Records from a data source:
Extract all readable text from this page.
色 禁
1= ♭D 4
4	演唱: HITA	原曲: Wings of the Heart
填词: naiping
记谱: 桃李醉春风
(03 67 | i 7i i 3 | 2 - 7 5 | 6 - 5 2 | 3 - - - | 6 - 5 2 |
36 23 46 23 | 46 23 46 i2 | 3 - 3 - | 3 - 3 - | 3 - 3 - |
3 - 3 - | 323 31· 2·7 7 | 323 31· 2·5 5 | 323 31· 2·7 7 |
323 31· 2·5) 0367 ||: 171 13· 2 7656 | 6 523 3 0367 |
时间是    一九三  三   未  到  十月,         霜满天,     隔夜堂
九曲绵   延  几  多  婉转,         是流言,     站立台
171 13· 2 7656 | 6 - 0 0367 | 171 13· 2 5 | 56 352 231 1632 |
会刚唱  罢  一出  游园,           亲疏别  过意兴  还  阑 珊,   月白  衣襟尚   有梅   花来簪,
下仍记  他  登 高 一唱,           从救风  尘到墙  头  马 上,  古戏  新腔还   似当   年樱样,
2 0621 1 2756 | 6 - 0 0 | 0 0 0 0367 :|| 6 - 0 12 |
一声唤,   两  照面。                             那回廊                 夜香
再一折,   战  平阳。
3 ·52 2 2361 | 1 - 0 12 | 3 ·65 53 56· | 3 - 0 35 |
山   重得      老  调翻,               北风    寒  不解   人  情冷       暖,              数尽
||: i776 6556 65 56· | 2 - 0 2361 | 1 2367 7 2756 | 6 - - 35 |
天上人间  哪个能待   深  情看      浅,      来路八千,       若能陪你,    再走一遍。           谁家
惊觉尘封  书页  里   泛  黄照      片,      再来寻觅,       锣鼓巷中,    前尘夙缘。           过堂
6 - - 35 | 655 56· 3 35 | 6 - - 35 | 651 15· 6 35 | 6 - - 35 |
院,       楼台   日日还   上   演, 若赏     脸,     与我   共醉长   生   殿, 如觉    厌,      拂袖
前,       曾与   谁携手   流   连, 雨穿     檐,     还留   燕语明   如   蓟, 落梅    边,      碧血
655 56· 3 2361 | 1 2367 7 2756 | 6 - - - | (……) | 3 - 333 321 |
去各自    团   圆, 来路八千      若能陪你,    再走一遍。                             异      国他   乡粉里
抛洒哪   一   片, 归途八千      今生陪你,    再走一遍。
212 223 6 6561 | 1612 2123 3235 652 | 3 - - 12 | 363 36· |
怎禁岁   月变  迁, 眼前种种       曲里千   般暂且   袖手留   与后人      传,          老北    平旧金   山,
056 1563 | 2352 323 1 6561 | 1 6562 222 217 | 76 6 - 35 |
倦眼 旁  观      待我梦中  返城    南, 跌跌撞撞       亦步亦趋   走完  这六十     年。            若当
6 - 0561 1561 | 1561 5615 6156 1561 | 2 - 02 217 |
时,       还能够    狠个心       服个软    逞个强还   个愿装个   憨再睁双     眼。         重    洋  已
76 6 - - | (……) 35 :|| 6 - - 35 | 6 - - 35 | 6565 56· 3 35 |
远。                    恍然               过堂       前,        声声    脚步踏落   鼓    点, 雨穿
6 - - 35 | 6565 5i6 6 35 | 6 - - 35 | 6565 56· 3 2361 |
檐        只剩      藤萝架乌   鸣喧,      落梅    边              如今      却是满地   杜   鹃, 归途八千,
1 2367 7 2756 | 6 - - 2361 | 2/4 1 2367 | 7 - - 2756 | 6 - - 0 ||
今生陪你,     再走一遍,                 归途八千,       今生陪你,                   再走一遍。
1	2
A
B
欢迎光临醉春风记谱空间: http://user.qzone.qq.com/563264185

» YOUR INSTRUCTIONS:
Every line holding "来路八千" should be copied out.

» EXPECTED ANSWER:
天上人间  哪个能待   深  情看      浅,      来路八千,       若能陪你,    再走一遍。           谁家
去各自    团   圆, 来路八千      若能陪你,    再走一遍。                             异      国他   乡粉里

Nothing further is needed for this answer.